Dataset extract =>
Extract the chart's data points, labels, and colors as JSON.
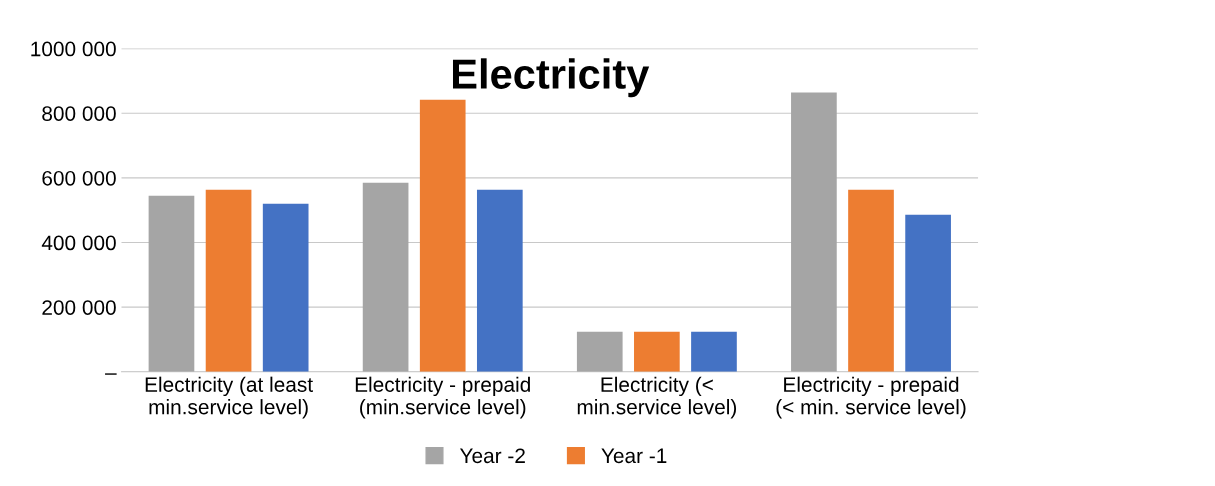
{
  "chart_data": {
    "type": "bar",
    "title": "Electricity",
    "categories": [
      "Electricity (at least\nmin.service level)",
      "Electricity - prepaid\n(min.service level)",
      "Electricity (<\nmin.service level)",
      "Electricity - prepaid\n(< min. service level)"
    ],
    "series": [
      {
        "name": "Year -2",
        "color": "#a5a5a5",
        "values": [
          545000,
          585000,
          124000,
          864000
        ]
      },
      {
        "name": "Year -1",
        "color": "#ed7d31",
        "values": [
          563000,
          842000,
          124000,
          563000
        ]
      },
      {
        "color": "#4472c4",
        "values": [
          520000,
          563000,
          124000,
          486000
        ]
      }
    ],
    "ylim": [
      0,
      1000000
    ],
    "yticks": [
      {
        "value": 0,
        "label": "–"
      },
      {
        "value": 200000,
        "label": "200 000"
      },
      {
        "value": 400000,
        "label": "400 000"
      },
      {
        "value": 600000,
        "label": "600 000"
      },
      {
        "value": 800000,
        "label": "800 000"
      },
      {
        "value": 1000000,
        "label": "1000 000"
      }
    ],
    "grid": "y",
    "legend": "bottom"
  }
}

Task directions =>
Each record above should come back exactly the same, only without its pictures.

Final answer =>
Extract the chart's data points, labels, and colors as JSON.
{
  "chart_data": {
    "type": "bar",
    "title": "Electricity",
    "categories": [
      "Electricity (at least\nmin.service level)",
      "Electricity - prepaid\n(min.service level)",
      "Electricity (<\nmin.service level)",
      "Electricity - prepaid\n(< min. service level)"
    ],
    "series": [
      {
        "name": "Year -2",
        "color": "#a5a5a5",
        "values": [
          545000,
          585000,
          124000,
          864000
        ]
      },
      {
        "name": "Year -1",
        "color": "#ed7d31",
        "values": [
          563000,
          842000,
          124000,
          563000
        ]
      },
      {
        "color": "#4472c4",
        "values": [
          520000,
          563000,
          124000,
          486000
        ]
      }
    ],
    "ylim": [
      0,
      1000000
    ],
    "yticks": [
      {
        "value": 0,
        "label": "–"
      },
      {
        "value": 200000,
        "label": "200 000"
      },
      {
        "value": 400000,
        "label": "400 000"
      },
      {
        "value": 600000,
        "label": "600 000"
      },
      {
        "value": 800000,
        "label": "800 000"
      },
      {
        "value": 1000000,
        "label": "1000 000"
      }
    ],
    "grid": "y",
    "legend": "bottom"
  }
}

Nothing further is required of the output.